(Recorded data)

━━━━━━━━━━

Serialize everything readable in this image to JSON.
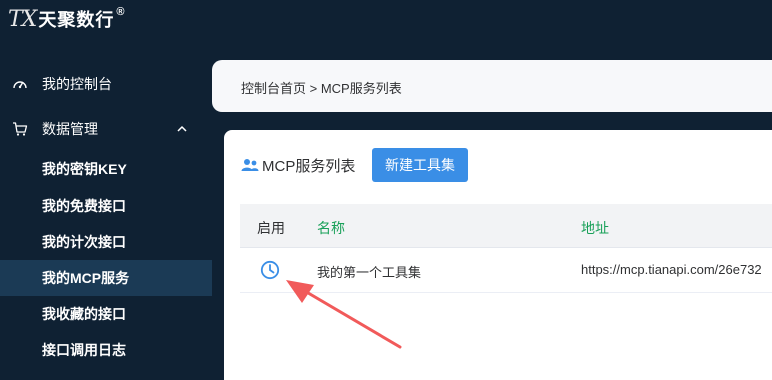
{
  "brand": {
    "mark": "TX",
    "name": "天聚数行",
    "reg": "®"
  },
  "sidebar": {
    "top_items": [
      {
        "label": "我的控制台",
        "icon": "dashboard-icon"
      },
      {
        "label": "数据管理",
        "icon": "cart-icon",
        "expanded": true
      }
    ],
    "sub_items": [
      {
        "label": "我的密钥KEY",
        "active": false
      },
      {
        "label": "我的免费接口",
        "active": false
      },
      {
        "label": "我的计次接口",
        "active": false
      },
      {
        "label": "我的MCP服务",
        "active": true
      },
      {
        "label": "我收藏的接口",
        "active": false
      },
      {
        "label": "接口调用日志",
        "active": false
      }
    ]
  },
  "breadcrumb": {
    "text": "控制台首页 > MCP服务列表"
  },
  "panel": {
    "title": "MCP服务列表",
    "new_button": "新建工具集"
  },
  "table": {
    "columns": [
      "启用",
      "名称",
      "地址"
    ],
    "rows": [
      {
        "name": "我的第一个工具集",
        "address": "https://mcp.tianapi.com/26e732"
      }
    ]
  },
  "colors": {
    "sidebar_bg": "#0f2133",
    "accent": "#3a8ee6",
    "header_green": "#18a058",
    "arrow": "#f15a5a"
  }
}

━━━━━━━━━━

_Exercise description_
Write the full listing out again with every line unchanged, but include no pictures.

_Full solution_
Serialize everything readable in this image to JSON.
{
  "brand": {
    "mark": "TX",
    "name": "天聚数行",
    "reg": "®"
  },
  "sidebar": {
    "top_items": [
      {
        "label": "我的控制台",
        "icon": "dashboard-icon"
      },
      {
        "label": "数据管理",
        "icon": "cart-icon",
        "expanded": true
      }
    ],
    "sub_items": [
      {
        "label": "我的密钥KEY",
        "active": false
      },
      {
        "label": "我的免费接口",
        "active": false
      },
      {
        "label": "我的计次接口",
        "active": false
      },
      {
        "label": "我的MCP服务",
        "active": true
      },
      {
        "label": "我收藏的接口",
        "active": false
      },
      {
        "label": "接口调用日志",
        "active": false
      }
    ]
  },
  "breadcrumb": {
    "text": "控制台首页 > MCP服务列表"
  },
  "panel": {
    "title": "MCP服务列表",
    "new_button": "新建工具集"
  },
  "table": {
    "columns": [
      "启用",
      "名称",
      "地址"
    ],
    "rows": [
      {
        "name": "我的第一个工具集",
        "address": "https://mcp.tianapi.com/26e732"
      }
    ]
  },
  "colors": {
    "sidebar_bg": "#0f2133",
    "accent": "#3a8ee6",
    "header_green": "#18a058",
    "arrow": "#f15a5a"
  }
}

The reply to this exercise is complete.